>> BEGIN MATERIAL SHOWN

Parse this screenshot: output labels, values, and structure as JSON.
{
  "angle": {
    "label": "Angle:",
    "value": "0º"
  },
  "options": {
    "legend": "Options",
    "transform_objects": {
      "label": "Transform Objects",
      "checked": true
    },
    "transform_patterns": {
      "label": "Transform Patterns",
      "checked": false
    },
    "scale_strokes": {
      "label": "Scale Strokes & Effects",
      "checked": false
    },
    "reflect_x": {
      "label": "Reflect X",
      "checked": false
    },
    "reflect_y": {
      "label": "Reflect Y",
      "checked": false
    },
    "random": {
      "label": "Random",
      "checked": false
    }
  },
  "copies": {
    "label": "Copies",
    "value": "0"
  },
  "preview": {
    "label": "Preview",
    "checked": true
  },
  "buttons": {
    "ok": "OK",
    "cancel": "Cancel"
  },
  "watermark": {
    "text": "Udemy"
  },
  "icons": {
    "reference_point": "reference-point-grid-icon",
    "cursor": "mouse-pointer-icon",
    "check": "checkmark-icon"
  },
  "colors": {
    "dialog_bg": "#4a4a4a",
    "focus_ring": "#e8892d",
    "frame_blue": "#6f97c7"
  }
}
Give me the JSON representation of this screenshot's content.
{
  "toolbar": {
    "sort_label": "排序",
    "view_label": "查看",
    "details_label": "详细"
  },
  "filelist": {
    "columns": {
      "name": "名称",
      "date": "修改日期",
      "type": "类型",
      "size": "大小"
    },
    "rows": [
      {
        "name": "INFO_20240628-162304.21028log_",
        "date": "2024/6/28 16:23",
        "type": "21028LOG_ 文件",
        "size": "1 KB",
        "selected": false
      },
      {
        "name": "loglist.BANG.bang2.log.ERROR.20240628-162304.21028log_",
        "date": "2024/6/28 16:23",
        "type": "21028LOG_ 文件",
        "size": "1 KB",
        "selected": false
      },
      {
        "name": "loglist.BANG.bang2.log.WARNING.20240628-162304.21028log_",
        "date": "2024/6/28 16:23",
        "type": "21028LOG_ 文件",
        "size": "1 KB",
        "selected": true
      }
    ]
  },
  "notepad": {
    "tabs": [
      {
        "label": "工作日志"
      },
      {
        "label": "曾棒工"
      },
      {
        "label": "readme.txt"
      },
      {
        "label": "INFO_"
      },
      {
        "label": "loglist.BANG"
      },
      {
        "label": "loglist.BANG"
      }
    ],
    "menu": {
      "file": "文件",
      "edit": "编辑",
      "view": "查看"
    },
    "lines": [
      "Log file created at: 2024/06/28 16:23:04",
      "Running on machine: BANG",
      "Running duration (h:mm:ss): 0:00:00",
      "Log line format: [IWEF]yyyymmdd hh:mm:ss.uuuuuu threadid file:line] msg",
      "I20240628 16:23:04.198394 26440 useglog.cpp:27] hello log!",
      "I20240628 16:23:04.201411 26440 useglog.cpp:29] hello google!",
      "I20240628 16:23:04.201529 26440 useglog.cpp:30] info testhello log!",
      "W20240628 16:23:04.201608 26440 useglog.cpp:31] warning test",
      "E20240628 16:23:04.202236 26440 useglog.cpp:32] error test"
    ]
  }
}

>> END MATERIAL SHOWN

> PROMPT
What number of lines in the records contain the word "Running"? Answer with that number alone.

> RESULT
2